(Items listed in a dataset)
====

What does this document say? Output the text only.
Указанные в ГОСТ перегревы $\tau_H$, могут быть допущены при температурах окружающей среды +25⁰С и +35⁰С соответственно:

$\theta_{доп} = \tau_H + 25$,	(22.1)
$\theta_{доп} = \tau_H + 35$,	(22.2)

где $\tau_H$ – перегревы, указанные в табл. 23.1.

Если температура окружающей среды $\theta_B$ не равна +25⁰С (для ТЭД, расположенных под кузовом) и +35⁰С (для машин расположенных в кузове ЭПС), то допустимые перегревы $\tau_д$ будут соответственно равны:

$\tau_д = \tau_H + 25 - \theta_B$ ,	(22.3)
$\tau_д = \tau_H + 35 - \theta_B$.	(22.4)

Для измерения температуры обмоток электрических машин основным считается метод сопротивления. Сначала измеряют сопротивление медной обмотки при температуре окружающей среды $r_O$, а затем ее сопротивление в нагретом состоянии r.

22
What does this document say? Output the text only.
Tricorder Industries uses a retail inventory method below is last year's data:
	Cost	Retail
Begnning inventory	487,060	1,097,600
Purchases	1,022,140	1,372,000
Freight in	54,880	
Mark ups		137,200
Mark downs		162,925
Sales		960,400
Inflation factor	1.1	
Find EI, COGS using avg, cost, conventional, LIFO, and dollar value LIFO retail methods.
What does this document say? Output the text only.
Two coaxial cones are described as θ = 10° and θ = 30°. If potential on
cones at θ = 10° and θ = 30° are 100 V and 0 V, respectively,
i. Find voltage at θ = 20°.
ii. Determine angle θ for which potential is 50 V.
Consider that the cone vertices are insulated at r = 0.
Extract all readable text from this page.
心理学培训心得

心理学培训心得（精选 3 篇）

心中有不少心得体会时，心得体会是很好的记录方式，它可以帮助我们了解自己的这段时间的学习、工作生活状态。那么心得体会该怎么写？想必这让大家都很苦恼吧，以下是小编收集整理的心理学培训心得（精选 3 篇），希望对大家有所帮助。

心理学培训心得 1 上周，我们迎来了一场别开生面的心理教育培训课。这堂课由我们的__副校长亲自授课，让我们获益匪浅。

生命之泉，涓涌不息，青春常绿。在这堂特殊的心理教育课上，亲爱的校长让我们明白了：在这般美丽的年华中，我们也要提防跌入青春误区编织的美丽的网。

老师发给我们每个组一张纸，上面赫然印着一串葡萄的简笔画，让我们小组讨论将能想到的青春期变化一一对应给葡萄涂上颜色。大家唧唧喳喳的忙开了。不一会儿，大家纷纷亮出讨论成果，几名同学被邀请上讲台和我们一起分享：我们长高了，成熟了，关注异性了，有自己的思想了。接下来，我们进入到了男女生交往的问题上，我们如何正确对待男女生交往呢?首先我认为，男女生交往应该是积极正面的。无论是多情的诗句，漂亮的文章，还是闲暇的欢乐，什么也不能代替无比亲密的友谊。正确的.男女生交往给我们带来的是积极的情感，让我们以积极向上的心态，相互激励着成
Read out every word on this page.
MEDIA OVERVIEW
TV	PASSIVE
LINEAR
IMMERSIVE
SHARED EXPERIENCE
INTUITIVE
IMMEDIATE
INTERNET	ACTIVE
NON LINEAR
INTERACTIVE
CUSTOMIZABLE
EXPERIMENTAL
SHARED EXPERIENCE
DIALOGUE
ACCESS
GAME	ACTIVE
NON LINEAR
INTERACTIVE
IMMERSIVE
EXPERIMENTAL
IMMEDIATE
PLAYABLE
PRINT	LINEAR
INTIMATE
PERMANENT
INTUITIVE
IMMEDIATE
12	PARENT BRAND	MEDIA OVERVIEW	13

====

Write out the whole listing again. Match it word for word.

### EXERCISE SOLUTION
What does this document say? Output the text only.
Указанные в ГОСТ перегревы $\tau_H$, могут быть допущены при температурах окружающей среды +25⁰С и +35⁰С соответственно:

$\theta_{доп} = \tau_H + 25$,	(22.1)
$\theta_{доп} = \tau_H + 35$,	(22.2)

где $\tau_H$ – перегревы, указанные в табл. 23.1.

Если температура окружающей среды $\theta_B$ не равна +25⁰С (для ТЭД, расположенных под кузовом) и +35⁰С (для машин расположенных в кузове ЭПС), то допустимые перегревы $\tau_д$ будут соответственно равны:

$\tau_д = \tau_H + 25 - \theta_B$ ,	(22.3)
$\tau_д = \tau_H + 35 - \theta_B$.	(22.4)

Для измерения температуры обмоток электрических машин основным считается метод сопротивления. Сначала измеряют сопротивление медной обмотки при температуре окружающей среды $r_O$, а затем ее сопротивление в нагретом состоянии r.

22
What does this document say? Output the text only.
Tricorder Industries uses a retail inventory method below is last year's data:
	Cost	Retail
Begnning inventory	487,060	1,097,600
Purchases	1,022,140	1,372,000
Freight in	54,880	
Mark ups		137,200
Mark downs		162,925
Sales		960,400
Inflation factor	1.1	
Find EI, COGS using avg, cost, conventional, LIFO, and dollar value LIFO retail methods.
What does this document say? Output the text only.
Two coaxial cones are described as θ = 10° and θ = 30°. If potential on
cones at θ = 10° and θ = 30° are 100 V and 0 V, respectively,
i. Find voltage at θ = 20°.
ii. Determine angle θ for which potential is 50 V.
Consider that the cone vertices are insulated at r = 0.
Extract all readable text from this page.
心理学培训心得

心理学培训心得（精选 3 篇）

心中有不少心得体会时，心得体会是很好的记录方式，它可以帮助我们了解自己的这段时间的学习、工作生活状态。那么心得体会该怎么写？想必这让大家都很苦恼吧，以下是小编收集整理的心理学培训心得（精选 3 篇），希望对大家有所帮助。

心理学培训心得 1 上周，我们迎来了一场别开生面的心理教育培训课。这堂课由我们的__副校长亲自授课，让我们获益匪浅。

生命之泉，涓涌不息，青春常绿。在这堂特殊的心理教育课上，亲爱的校长让我们明白了：在这般美丽的年华中，我们也要提防跌入青春误区编织的美丽的网。

老师发给我们每个组一张纸，上面赫然印着一串葡萄的简笔画，让我们小组讨论将能想到的青春期变化一一对应给葡萄涂上颜色。大家唧唧喳喳的忙开了。不一会儿，大家纷纷亮出讨论成果，几名同学被邀请上讲台和我们一起分享：我们长高了，成熟了，关注异性了，有自己的思想了。接下来，我们进入到了男女生交往的问题上，我们如何正确对待男女生交往呢?首先我认为，男女生交往应该是积极正面的。无论是多情的诗句，漂亮的文章，还是闲暇的欢乐，什么也不能代替无比亲密的友谊。正确的.男女生交往给我们带来的是积极的情感，让我们以积极向上的心态，相互激励着成
Read out every word on this page.
MEDIA OVERVIEW
TV	PASSIVE
LINEAR
IMMERSIVE
SHARED EXPERIENCE
INTUITIVE
IMMEDIATE
INTERNET	ACTIVE
NON LINEAR
INTERACTIVE
CUSTOMIZABLE
EXPERIMENTAL
SHARED EXPERIENCE
DIALOGUE
ACCESS
GAME	ACTIVE
NON LINEAR
INTERACTIVE
IMMERSIVE
EXPERIMENTAL
IMMEDIATE
PLAYABLE
PRINT	LINEAR
INTIMATE
PERMANENT
INTUITIVE
IMMEDIATE
12	PARENT BRAND	MEDIA OVERVIEW	13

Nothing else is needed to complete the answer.